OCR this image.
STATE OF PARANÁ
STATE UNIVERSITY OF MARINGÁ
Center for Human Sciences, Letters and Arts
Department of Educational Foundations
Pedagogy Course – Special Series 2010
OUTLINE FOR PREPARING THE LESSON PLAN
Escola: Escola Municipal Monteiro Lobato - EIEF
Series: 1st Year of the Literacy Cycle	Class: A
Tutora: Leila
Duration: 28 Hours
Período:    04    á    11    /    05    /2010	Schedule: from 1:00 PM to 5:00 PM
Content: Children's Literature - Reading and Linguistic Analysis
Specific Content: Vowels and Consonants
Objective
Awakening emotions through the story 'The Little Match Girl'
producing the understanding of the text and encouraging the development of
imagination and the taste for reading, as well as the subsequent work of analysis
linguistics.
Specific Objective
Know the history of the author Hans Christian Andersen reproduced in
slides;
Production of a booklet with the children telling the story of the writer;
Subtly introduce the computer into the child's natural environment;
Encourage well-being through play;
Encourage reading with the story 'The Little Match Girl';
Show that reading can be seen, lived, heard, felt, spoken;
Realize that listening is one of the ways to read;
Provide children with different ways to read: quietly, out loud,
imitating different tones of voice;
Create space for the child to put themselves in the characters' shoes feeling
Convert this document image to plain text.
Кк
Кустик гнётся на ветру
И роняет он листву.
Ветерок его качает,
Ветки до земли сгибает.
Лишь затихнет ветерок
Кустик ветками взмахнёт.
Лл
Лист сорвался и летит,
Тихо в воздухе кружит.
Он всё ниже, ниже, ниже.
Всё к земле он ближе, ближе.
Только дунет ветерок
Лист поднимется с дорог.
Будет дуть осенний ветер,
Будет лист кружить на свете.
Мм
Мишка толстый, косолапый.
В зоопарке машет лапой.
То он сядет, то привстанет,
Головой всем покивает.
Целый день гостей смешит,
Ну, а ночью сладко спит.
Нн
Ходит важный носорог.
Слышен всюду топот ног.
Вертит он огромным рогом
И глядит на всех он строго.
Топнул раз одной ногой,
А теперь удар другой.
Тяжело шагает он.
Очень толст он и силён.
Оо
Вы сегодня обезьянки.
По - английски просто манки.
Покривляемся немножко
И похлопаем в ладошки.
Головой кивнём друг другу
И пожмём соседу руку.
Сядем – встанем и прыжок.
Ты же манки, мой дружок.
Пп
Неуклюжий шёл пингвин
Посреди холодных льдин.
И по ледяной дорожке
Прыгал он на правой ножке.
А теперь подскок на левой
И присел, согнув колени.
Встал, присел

•••••

# Exercise requirements
Find every line in the listing that holds the string "Little", then say how many there are as a bare number.

# Worked solution
2